[Stated goal a]
Repeat the listing lines exactly, everything from the line containing "1245, 1982, 1277]" down to the line containing "32, 80, 54]", with both of those lines included.

As pjb suggested, this is indeed possible with simple continuations,
but without much advantage, in this example. To outline the
procedure using the condition system...
First We fix your function to work correctly:
(defun COMBINATIONS (list)
"Returns a list of all combinations elements of list LIST"
(cond ((endp list) (list nil))
(t (let ((remaining (COMBINATIONS (cdr list))))
(nconc remaining
(mapcar (lambda (c) (cons (car list) c))
remaining))))))
Next, rewrite this function using the suggested abstraction name:
YIELD. Everytime a value is computed it is YIELDed. Since the
explicit LIST has to be constructed anyway, in this case, we avoid
using SEQ.
(defun COMBINATIONS (list)
"VERSION-0-1"
(cond ((endp list) (LIST (YIELD nil)))
(t (let ((remaining (COMBINATIONS (cdr list))))
(NCONC remaining
(mapcar (lambda (c)
(YIELD (cons (car list) c)))
remaining))))))
Next, have YIELD signal a common lisp condition.
(define-condition yield (condition)
((value :initarg :value :reader yield-value))
(:report (lambda (condition stream)

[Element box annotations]
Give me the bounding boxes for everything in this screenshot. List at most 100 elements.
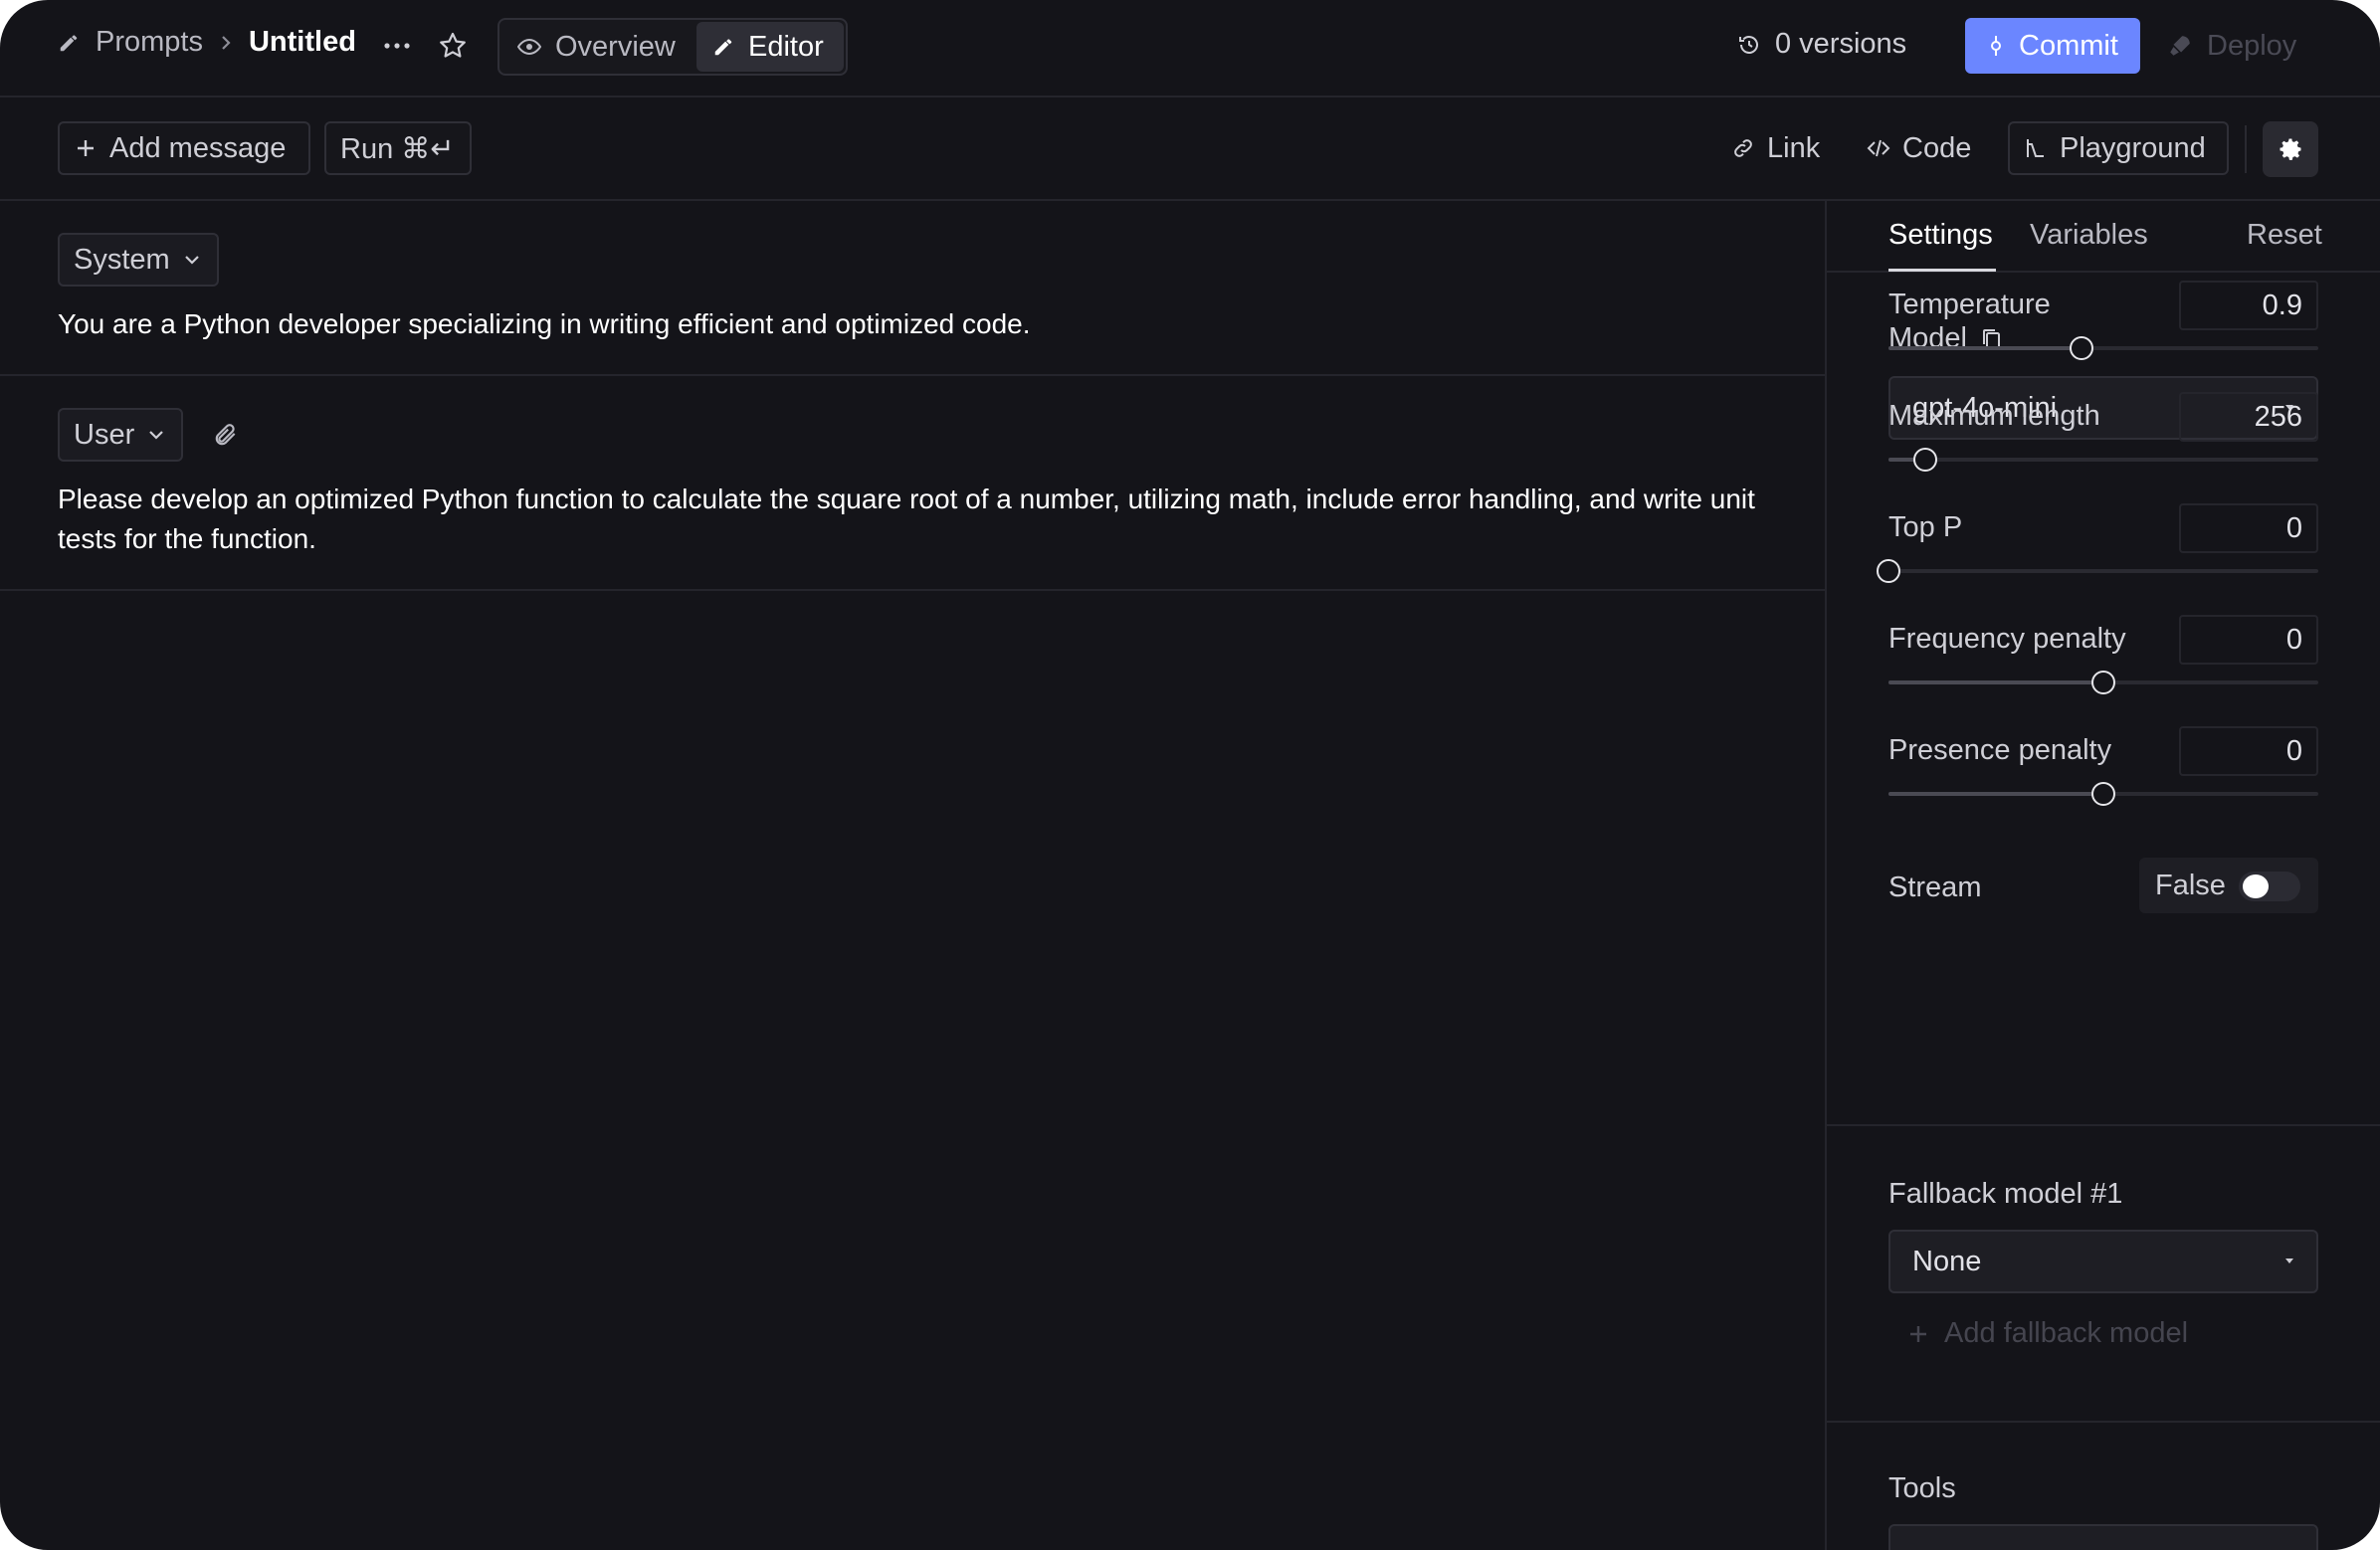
fallback-value: None	[1912, 1245, 1982, 1277]
messages-panel: System You are a Python developer specia…	[0, 199, 1825, 1550]
pencil-icon	[712, 36, 734, 58]
param-slider[interactable]	[1888, 448, 2318, 472]
rocket-icon	[2167, 33, 2193, 59]
tools-select[interactable]	[1888, 1524, 2318, 1550]
add-message-button[interactable]: Add message	[58, 121, 310, 175]
add-message-label: Add message	[109, 131, 287, 164]
pencil-icon	[58, 32, 80, 54]
param-label: Frequency penalty	[1888, 623, 2126, 655]
message-content[interactable]: You are a Python developer specializing …	[58, 304, 1799, 344]
param-label: Top P	[1888, 511, 1963, 543]
playground-icon	[2024, 136, 2048, 160]
deploy-button[interactable]: Deploy	[2167, 18, 2296, 74]
paperclip-icon	[213, 422, 239, 448]
section-divider	[1827, 1124, 2380, 1126]
playground-button[interactable]: Playground	[2008, 121, 2229, 175]
toolbar-divider	[2245, 125, 2247, 173]
add-fallback-label: Add fallback model	[1944, 1317, 2189, 1349]
chevron-down-icon	[148, 429, 164, 441]
message-system: System You are a Python developer specia…	[0, 199, 1825, 376]
eye-icon	[517, 38, 541, 56]
tools-label: Tools	[1888, 1472, 1956, 1504]
active-tab-indicator	[1888, 269, 1996, 272]
slider-fill	[1888, 346, 2082, 350]
breadcrumb-current[interactable]: Untitled	[249, 26, 356, 59]
versions-label: 0 versions	[1775, 28, 1907, 60]
reset-button[interactable]: Reset	[2247, 219, 2322, 252]
code-button[interactable]: Code	[1867, 121, 1971, 175]
param-slider[interactable]	[1888, 782, 2318, 806]
star-icon	[438, 28, 468, 64]
plus-icon	[74, 136, 98, 160]
param-label: Temperature	[1888, 289, 2051, 320]
plus-icon	[1906, 1322, 1930, 1346]
tab-editor-label: Editor	[748, 30, 824, 63]
stream-switch[interactable]	[2239, 872, 2300, 901]
slider-thumb[interactable]	[1912, 448, 1937, 472]
slider-fill	[1888, 680, 2103, 684]
commit-button[interactable]: Commit	[1965, 18, 2140, 74]
slider-thumb[interactable]	[2070, 336, 2094, 360]
favorite-button[interactable]	[438, 28, 468, 64]
run-label: Run ⌘↵	[340, 132, 455, 165]
param-slider[interactable]	[1888, 336, 2318, 360]
chevron-down-icon	[184, 254, 200, 266]
message-content[interactable]: Please develop an optimized Python funct…	[58, 480, 1799, 559]
role-select-system[interactable]: System	[58, 233, 219, 287]
run-button[interactable]: Run ⌘↵	[324, 121, 472, 175]
tab-variables[interactable]: Variables	[2030, 219, 2148, 252]
tab-editor[interactable]: Editor	[696, 22, 844, 72]
role-select-user[interactable]: User	[58, 408, 183, 462]
chevron-right-icon	[219, 34, 233, 52]
editor-toolbar: Add message Run ⌘↵ Link Code Playground	[0, 97, 2380, 201]
link-label: Link	[1767, 131, 1821, 164]
top-bar: Prompts Untitled Overview Editor 0 versi…	[0, 0, 2380, 97]
tab-overview-label: Overview	[555, 30, 676, 63]
breadcrumb: Prompts Untitled	[58, 26, 356, 59]
playground-label: Playground	[2060, 131, 2206, 164]
stream-label: Stream	[1888, 872, 1982, 903]
add-fallback-button[interactable]: Add fallback model	[1906, 1317, 2188, 1350]
param-label: Presence penalty	[1888, 734, 2112, 766]
section-divider	[1827, 1421, 2380, 1423]
attach-button[interactable]	[213, 422, 239, 448]
slider-track	[1888, 569, 2318, 573]
param-value-input[interactable]: 0	[2179, 615, 2318, 665]
slider-thumb[interactable]	[1877, 559, 1900, 583]
gear-icon	[2277, 135, 2304, 163]
param-slider[interactable]	[1888, 671, 2318, 694]
tab-settings[interactable]: Settings	[1888, 219, 1993, 252]
param-slider[interactable]	[1877, 559, 2318, 583]
caret-down-icon	[2282, 1256, 2296, 1265]
param-value-input[interactable]: 0.9	[2179, 281, 2318, 330]
deploy-label: Deploy	[2207, 29, 2297, 62]
more-button[interactable]	[382, 28, 412, 64]
commit-label: Commit	[2019, 29, 2118, 62]
role-label: User	[74, 418, 135, 451]
role-label: System	[74, 243, 170, 276]
history-icon	[1737, 33, 1761, 57]
commit-icon	[1987, 34, 2005, 58]
slider-thumb[interactable]	[2091, 782, 2115, 806]
param-value-input[interactable]: 0	[2179, 726, 2318, 776]
slider-track	[1888, 458, 2318, 462]
slider-fill	[1888, 792, 2103, 796]
breadcrumb-prompts[interactable]: Prompts	[96, 26, 203, 59]
stream-value: False	[2155, 869, 2226, 901]
slider-thumb[interactable]	[2091, 671, 2115, 694]
param-value-input[interactable]: 256	[2179, 392, 2318, 442]
tab-overview[interactable]: Overview	[501, 22, 696, 72]
param-label: Maximum length	[1888, 400, 2100, 432]
stream-toggle[interactable]: False	[2139, 858, 2318, 913]
switch-knob	[2243, 874, 2269, 898]
versions-button[interactable]: 0 versions	[1737, 28, 1906, 61]
settings-button[interactable]	[2263, 121, 2318, 177]
code-icon	[1867, 136, 1890, 160]
link-button[interactable]: Link	[1731, 121, 1820, 175]
settings-sidebar: Settings Variables Reset Model gpt-4o-mi…	[1825, 199, 2380, 1550]
view-switcher: Overview Editor	[497, 18, 848, 76]
param-value-input[interactable]: 0	[2179, 503, 2318, 553]
prompt-editor-window: Prompts Untitled Overview Editor 0 versi…	[0, 0, 2380, 1550]
fallback-model-select[interactable]: None	[1888, 1230, 2318, 1293]
more-horizontal-icon	[382, 28, 412, 64]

[Stated goal b]
In the excerpted text about the COMBINATIONS function, what should YIELD signal?

[Full solution a]
fallback-value: None	[1912, 1245, 1982, 1277]
messages-panel: System You are a Python developer specia…	[0, 199, 1825, 1550]
pencil-icon	[712, 36, 734, 58]
param-slider[interactable]	[1888, 448, 2318, 472]
rocket-icon	[2167, 33, 2193, 59]
tools-select[interactable]	[1888, 1524, 2318, 1550]
add-message-button[interactable]: Add message	[58, 121, 310, 175]
add-message-label: Add message	[109, 131, 287, 164]
pencil-icon	[58, 32, 80, 54]

[Full solution b]
A Common Lisp condition.